> Given request: Copy each line of the data below with the word "view".

> A block of data:

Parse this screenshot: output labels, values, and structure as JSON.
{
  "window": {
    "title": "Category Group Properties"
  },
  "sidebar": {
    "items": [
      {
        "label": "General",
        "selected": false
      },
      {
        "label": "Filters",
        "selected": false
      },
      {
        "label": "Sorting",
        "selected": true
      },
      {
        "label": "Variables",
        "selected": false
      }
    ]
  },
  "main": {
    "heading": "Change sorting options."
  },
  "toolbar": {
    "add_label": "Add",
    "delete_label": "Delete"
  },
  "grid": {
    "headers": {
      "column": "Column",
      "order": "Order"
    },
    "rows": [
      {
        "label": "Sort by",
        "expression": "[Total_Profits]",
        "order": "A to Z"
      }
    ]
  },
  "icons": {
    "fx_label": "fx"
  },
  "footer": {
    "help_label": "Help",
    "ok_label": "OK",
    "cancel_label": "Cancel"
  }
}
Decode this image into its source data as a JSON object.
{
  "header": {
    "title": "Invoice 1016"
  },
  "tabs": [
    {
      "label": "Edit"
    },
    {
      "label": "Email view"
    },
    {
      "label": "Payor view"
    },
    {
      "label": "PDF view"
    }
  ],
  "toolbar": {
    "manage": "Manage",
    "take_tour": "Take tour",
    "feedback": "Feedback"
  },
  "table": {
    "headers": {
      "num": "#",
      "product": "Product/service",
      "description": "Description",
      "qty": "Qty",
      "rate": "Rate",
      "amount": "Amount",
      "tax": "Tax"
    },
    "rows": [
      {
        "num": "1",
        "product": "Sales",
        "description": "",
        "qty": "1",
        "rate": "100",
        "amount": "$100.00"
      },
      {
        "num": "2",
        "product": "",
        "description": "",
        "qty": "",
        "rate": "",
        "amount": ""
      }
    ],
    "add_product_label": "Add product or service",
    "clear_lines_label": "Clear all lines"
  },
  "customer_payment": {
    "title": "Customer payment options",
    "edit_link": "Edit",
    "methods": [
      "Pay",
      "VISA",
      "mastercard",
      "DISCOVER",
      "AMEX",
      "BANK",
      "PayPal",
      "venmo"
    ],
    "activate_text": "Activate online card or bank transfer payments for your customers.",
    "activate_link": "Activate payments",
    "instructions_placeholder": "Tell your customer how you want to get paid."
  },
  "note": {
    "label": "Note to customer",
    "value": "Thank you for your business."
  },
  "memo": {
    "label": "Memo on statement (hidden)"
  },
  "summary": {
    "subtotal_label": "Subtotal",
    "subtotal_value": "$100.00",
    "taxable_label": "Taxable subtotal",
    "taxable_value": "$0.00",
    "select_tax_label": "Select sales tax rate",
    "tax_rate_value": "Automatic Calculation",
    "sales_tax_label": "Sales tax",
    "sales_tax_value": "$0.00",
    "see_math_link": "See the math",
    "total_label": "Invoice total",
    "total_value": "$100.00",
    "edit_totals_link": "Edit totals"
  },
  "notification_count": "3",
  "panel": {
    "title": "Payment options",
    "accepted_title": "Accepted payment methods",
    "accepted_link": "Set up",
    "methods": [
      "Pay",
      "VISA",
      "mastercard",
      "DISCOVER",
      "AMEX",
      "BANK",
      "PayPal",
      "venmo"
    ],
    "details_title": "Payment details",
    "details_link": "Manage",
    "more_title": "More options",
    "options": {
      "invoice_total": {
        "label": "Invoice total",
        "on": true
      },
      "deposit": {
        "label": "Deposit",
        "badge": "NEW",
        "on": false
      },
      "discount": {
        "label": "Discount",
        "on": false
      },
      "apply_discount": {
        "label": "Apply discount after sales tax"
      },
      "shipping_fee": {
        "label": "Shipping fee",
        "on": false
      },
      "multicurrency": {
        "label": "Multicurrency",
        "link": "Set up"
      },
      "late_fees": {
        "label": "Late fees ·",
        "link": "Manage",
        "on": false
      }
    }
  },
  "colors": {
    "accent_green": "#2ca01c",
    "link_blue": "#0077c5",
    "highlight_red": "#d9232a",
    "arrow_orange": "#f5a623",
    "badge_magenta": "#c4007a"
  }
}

> Exercise response:
      "label": "Email view"
      "label": "Payor view"
      "label": "PDF view"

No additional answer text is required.